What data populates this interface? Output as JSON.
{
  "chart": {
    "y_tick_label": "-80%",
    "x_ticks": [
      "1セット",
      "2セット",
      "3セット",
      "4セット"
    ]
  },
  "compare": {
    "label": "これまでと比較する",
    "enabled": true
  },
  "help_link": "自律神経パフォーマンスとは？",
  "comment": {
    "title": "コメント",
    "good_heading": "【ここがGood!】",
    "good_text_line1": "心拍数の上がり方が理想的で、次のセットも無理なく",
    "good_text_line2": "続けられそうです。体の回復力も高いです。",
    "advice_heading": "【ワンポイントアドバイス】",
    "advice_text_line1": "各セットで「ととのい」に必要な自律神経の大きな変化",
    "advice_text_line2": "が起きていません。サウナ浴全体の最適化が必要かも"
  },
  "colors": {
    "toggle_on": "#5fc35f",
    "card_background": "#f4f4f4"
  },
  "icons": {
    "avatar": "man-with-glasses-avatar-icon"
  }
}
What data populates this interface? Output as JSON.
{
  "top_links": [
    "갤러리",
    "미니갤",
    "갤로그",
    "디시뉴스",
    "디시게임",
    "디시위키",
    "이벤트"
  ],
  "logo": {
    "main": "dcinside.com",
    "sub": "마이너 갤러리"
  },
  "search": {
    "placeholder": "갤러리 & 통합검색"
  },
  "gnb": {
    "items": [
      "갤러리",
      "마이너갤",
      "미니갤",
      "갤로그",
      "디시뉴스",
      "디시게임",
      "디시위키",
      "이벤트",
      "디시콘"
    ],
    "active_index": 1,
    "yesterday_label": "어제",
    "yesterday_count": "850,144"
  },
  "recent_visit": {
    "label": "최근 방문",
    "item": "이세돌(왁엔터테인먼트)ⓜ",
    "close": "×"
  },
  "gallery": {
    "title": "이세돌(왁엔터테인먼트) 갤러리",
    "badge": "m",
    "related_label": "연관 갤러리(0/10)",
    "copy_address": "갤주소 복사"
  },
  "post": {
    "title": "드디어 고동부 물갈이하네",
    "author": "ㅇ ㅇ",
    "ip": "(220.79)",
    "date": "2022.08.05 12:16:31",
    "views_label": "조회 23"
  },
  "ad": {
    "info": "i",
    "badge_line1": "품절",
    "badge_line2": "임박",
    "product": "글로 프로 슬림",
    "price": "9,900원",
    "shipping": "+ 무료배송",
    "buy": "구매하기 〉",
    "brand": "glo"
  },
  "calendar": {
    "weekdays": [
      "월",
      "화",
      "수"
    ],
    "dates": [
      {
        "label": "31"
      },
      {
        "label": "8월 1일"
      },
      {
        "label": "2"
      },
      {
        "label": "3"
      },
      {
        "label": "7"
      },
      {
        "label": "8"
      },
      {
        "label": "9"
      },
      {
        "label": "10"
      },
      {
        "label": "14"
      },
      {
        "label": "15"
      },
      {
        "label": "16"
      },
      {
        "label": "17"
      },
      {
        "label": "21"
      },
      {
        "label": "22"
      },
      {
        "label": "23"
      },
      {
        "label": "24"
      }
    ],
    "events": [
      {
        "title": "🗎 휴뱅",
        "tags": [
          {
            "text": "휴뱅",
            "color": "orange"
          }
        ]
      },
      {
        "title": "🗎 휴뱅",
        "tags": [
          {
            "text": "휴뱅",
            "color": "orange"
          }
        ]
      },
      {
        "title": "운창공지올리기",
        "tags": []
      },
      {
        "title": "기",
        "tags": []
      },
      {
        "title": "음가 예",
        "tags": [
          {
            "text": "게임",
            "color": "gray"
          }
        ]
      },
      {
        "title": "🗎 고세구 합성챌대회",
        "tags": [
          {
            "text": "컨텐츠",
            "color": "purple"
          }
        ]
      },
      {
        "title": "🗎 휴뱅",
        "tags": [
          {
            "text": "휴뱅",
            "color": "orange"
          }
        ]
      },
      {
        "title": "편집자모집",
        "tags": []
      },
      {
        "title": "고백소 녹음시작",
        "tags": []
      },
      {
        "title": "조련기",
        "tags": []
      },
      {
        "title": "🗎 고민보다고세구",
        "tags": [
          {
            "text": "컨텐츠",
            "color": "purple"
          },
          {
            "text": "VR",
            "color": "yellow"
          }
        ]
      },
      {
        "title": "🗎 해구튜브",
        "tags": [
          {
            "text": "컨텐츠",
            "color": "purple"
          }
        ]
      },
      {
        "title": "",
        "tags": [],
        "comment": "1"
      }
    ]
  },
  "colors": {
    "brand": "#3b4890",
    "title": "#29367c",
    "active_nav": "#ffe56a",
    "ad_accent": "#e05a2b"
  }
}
────────────────────
Copy out all of the data exactly, leaving nothing out.

▶ Final answer:
What data populates this interface? Output as JSON.
{
  "chart": {
    "y_tick_label": "-80%",
    "x_ticks": [
      "1セット",
      "2セット",
      "3セット",
      "4セット"
    ]
  },
  "compare": {
    "label": "これまでと比較する",
    "enabled": true
  },
  "help_link": "自律神経パフォーマンスとは？",
  "comment": {
    "title": "コメント",
    "good_heading": "【ここがGood!】",
    "good_text_line1": "心拍数の上がり方が理想的で、次のセットも無理なく",
    "good_text_line2": "続けられそうです。体の回復力も高いです。",
    "advice_heading": "【ワンポイントアドバイス】",
    "advice_text_line1": "各セットで「ととのい」に必要な自律神経の大きな変化",
    "advice_text_line2": "が起きていません。サウナ浴全体の最適化が必要かも"
  },
  "colors": {
    "toggle_on": "#5fc35f",
    "card_background": "#f4f4f4"
  },
  "icons": {
    "avatar": "man-with-glasses-avatar-icon"
  }
}
What data populates this interface? Output as JSON.
{
  "top_links": [
    "갤러리",
    "미니갤",
    "갤로그",
    "디시뉴스",
    "디시게임",
    "디시위키",
    "이벤트"
  ],
  "logo": {
    "main": "dcinside.com",
    "sub": "마이너 갤러리"
  },
  "search": {
    "placeholder": "갤러리 & 통합검색"
  },
  "gnb": {
    "items": [
      "갤러리",
      "마이너갤",
      "미니갤",
      "갤로그",
      "디시뉴스",
      "디시게임",
      "디시위키",
      "이벤트",
      "디시콘"
    ],
    "active_index": 1,
    "yesterday_label": "어제",
    "yesterday_count": "850,144"
  },
  "recent_visit": {
    "label": "최근 방문",
    "item": "이세돌(왁엔터테인먼트)ⓜ",
    "close": "×"
  },
  "gallery": {
    "title": "이세돌(왁엔터테인먼트) 갤러리",
    "badge": "m",
    "related_label": "연관 갤러리(0/10)",
    "copy_address": "갤주소 복사"
  },
  "post": {
    "title": "드디어 고동부 물갈이하네",
    "author": "ㅇ ㅇ",
    "ip": "(220.79)",
    "date": "2022.08.05 12:16:31",
    "views_label": "조회 23"
  },
  "ad": {
    "info": "i",
    "badge_line1": "품절",
    "badge_line2": "임박",
    "product": "글로 프로 슬림",
    "price": "9,900원",
    "shipping": "+ 무료배송",
    "buy": "구매하기 〉",
    "brand": "glo"
  },
  "calendar": {
    "weekdays": [
      "월",
      "화",
      "수"
    ],
    "dates": [
      {
        "label": "31"
      },
      {
        "label": "8월 1일"
      },
      {
        "label": "2"
      },
      {
        "label": "3"
      },
      {
        "label": "7"
      },
      {
        "label": "8"
      },
      {
        "label": "9"
      },
      {
        "label": "10"
      },
      {
        "label": "14"
      },
      {
        "label": "15"
      },
      {
        "label": "16"
      },
      {
        "label": "17"
      },
      {
        "label": "21"
      },
      {
        "label": "22"
      },
      {
        "label": "23"
      },
      {
        "label": "24"
      }
    ],
    "events": [
      {
        "title": "🗎 휴뱅",
        "tags": [
          {
            "text": "휴뱅",
            "color": "orange"
          }
        ]
      },
      {
        "title": "🗎 휴뱅",
        "tags": [
          {
            "text": "휴뱅",
            "color": "orange"
          }
        ]
      },
      {
        "title": "운창공지올리기",
        "tags": []
      },
      {
        "title": "기",
        "tags": []
      },
      {
        "title": "음가 예",
        "tags": [
          {
            "text": "게임",
            "color": "gray"
          }
        ]
      },
      {
        "title": "🗎 고세구 합성챌대회",
        "tags": [
          {
            "text": "컨텐츠",
            "color": "purple"
          }
        ]
      },
      {
        "title": "🗎 휴뱅",
        "tags": [
          {
            "text": "휴뱅",
            "color": "orange"
          }
        ]
      },
      {
        "title": "편집자모집",
        "tags": []
      },
      {
        "title": "고백소 녹음시작",
        "tags": []
      },
      {
        "title": "조련기",
        "tags": []
      },
      {
        "title": "🗎 고민보다고세구",
        "tags": [
          {
            "text": "컨텐츠",
            "color": "purple"
          },
          {
            "text": "VR",
            "color": "yellow"
          }
        ]
      },
      {
        "title": "🗎 해구튜브",
        "tags": [
          {
            "text": "컨텐츠",
            "color": "purple"
          }
        ]
      },
      {
        "title": "",
        "tags": [],
        "comment": "1"
      }
    ]
  },
  "colors": {
    "brand": "#3b4890",
    "title": "#29367c",
    "active_nav": "#ffe56a",
    "ad_accent": "#e05a2b"
  }
}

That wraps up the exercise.